Task to carry out
Quote the full listing word for word.

Record list
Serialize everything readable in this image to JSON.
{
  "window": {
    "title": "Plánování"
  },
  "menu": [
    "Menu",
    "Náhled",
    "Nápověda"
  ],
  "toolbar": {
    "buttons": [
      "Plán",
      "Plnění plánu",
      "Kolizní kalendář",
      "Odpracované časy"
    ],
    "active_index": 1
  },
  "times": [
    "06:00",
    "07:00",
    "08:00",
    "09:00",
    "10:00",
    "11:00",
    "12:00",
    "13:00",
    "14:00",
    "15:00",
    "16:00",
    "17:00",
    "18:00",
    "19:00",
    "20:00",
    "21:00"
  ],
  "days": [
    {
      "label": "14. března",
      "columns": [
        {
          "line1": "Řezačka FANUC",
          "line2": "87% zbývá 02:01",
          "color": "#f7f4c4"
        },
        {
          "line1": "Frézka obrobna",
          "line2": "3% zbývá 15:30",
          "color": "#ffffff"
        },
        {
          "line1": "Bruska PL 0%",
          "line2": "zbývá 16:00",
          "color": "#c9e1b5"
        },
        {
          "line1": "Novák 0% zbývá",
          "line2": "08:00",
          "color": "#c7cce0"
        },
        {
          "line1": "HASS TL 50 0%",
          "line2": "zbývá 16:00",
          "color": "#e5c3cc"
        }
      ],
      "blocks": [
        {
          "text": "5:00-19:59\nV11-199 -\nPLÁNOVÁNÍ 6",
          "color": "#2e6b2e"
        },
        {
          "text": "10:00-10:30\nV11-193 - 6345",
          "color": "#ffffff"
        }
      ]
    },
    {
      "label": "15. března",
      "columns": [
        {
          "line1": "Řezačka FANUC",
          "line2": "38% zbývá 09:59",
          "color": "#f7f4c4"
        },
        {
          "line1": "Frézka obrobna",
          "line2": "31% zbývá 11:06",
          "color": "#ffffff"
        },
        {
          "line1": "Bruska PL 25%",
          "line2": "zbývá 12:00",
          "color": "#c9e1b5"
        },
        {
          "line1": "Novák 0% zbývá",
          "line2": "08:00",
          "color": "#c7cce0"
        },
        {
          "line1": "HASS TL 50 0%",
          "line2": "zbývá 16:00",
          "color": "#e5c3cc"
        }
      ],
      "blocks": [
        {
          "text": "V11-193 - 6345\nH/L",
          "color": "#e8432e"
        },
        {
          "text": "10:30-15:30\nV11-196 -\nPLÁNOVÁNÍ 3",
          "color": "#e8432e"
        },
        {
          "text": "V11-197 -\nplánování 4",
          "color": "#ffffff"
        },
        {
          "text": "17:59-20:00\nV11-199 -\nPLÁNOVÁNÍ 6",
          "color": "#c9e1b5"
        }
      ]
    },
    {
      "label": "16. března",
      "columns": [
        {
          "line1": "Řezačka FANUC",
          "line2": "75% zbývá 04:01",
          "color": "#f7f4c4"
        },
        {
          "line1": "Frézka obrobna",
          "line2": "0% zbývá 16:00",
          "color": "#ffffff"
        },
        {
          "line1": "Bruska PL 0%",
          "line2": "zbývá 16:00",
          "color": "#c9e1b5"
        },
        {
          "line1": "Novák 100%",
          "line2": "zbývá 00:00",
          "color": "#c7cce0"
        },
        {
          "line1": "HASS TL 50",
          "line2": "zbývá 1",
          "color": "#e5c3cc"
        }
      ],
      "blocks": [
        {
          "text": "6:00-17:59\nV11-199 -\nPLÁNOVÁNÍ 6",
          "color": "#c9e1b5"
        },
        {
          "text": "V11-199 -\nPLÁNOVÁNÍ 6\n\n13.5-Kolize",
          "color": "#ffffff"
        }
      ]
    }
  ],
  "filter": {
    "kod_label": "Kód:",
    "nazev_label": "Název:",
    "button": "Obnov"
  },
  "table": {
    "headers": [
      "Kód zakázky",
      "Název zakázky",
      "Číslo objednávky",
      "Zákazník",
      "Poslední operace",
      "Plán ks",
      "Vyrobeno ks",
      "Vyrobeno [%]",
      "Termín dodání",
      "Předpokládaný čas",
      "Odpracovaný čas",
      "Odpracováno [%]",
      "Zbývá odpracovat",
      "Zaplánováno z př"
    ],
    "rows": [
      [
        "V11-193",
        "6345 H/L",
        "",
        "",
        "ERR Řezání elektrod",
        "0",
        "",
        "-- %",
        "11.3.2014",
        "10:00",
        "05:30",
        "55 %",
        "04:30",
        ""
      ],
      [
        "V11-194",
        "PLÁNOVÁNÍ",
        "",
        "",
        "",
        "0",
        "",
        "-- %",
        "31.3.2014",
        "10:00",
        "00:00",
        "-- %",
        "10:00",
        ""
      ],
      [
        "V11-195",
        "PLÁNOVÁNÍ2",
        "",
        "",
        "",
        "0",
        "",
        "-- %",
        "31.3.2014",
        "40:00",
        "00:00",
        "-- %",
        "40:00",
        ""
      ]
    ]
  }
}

Complete output
Serialize everything readable in this image to JSON.
{
  "window": {
    "title": "Plánování"
  },
  "menu": [
    "Menu",
    "Náhled",
    "Nápověda"
  ],
  "toolbar": {
    "buttons": [
      "Plán",
      "Plnění plánu",
      "Kolizní kalendář",
      "Odpracované časy"
    ],
    "active_index": 1
  },
  "times": [
    "06:00",
    "07:00",
    "08:00",
    "09:00",
    "10:00",
    "11:00",
    "12:00",
    "13:00",
    "14:00",
    "15:00",
    "16:00",
    "17:00",
    "18:00",
    "19:00",
    "20:00",
    "21:00"
  ],
  "days": [
    {
      "label": "14. března",
      "columns": [
        {
          "line1": "Řezačka FANUC",
          "line2": "87% zbývá 02:01",
          "color": "#f7f4c4"
        },
        {
          "line1": "Frézka obrobna",
          "line2": "3% zbývá 15:30",
          "color": "#ffffff"
        },
        {
          "line1": "Bruska PL 0%",
          "line2": "zbývá 16:00",
          "color": "#c9e1b5"
        },
        {
          "line1": "Novák 0% zbývá",
          "line2": "08:00",
          "color": "#c7cce0"
        },
        {
          "line1": "HASS TL 50 0%",
          "line2": "zbývá 16:00",
          "color": "#e5c3cc"
        }
      ],
      "blocks": [
        {
          "text": "5:00-19:59\nV11-199 -\nPLÁNOVÁNÍ 6",
          "color": "#2e6b2e"
        },
        {
          "text": "10:00-10:30\nV11-193 - 6345",
          "color": "#ffffff"
        }
      ]
    },
    {
      "label": "15. března",
      "columns": [
        {
          "line1": "Řezačka FANUC",
          "line2": "38% zbývá 09:59",
          "color": "#f7f4c4"
        },
        {
          "line1": "Frézka obrobna",
          "line2": "31% zbývá 11:06",
          "color": "#ffffff"
        },
        {
          "line1": "Bruska PL 25%",
          "line2": "zbývá 12:00",
          "color": "#c9e1b5"
        },
        {
          "line1": "Novák 0% zbývá",
          "line2": "08:00",
          "color": "#c7cce0"
        },
        {
          "line1": "HASS TL 50 0%",
          "line2": "zbývá 16:00",
          "color": "#e5c3cc"
        }
      ],
      "blocks": [
        {
          "text": "V11-193 - 6345\nH/L",
          "color": "#e8432e"
        },
        {
          "text": "10:30-15:30\nV11-196 -\nPLÁNOVÁNÍ 3",
          "color": "#e8432e"
        },
        {
          "text": "V11-197 -\nplánování 4",
          "color": "#ffffff"
        },
        {
          "text": "17:59-20:00\nV11-199 -\nPLÁNOVÁNÍ 6",
          "color": "#c9e1b5"
        }
      ]
    },
    {
      "label": "16. března",
      "columns": [
        {
          "line1": "Řezačka FANUC",
          "line2": "75% zbývá 04:01",
          "color": "#f7f4c4"
        },
        {
          "line1": "Frézka obrobna",
          "line2": "0% zbývá 16:00",
          "color": "#ffffff"
        },
        {
          "line1": "Bruska PL 0%",
          "line2": "zbývá 16:00",
          "color": "#c9e1b5"
        },
        {
          "line1": "Novák 100%",
          "line2": "zbývá 00:00",
          "color": "#c7cce0"
        },
        {
          "line1": "HASS TL 50",
          "line2": "zbývá 1",
          "color": "#e5c3cc"
        }
      ],
      "blocks": [
        {
          "text": "6:00-17:59\nV11-199 -\nPLÁNOVÁNÍ 6",
          "color": "#c9e1b5"
        },
        {
          "text": "V11-199 -\nPLÁNOVÁNÍ 6\n\n13.5-Kolize",
          "color": "#ffffff"
        }
      ]
    }
  ],
  "filter": {
    "kod_label": "Kód:",
    "nazev_label": "Název:",
    "button": "Obnov"
  },
  "table": {
    "headers": [
      "Kód zakázky",
      "Název zakázky",
      "Číslo objednávky",
      "Zákazník",
      "Poslední operace",
      "Plán ks",
      "Vyrobeno ks",
      "Vyrobeno [%]",
      "Termín dodání",
      "Předpokládaný čas",
      "Odpracovaný čas",
      "Odpracováno [%]",
      "Zbývá odpracovat",
      "Zaplánováno z př"
    ],
    "rows": [
      [
        "V11-193",
        "6345 H/L",
        "",
        "",
        "ERR Řezání elektrod",
        "0",
        "",
        "-- %",
        "11.3.2014",
        "10:00",
        "05:30",
        "55 %",
        "04:30",
        ""
      ],
      [
        "V11-194",
        "PLÁNOVÁNÍ",
        "",
        "",
        "",
        "0",
        "",
        "-- %",
        "31.3.2014",
        "10:00",
        "00:00",
        "-- %",
        "10:00",
        ""
      ],
      [
        "V11-195",
        "PLÁNOVÁNÍ2",
        "",
        "",
        "",
        "0",
        "",
        "-- %",
        "31.3.2014",
        "40:00",
        "00:00",
        "-- %",
        "40:00",
        ""
      ]
    ]
  }
}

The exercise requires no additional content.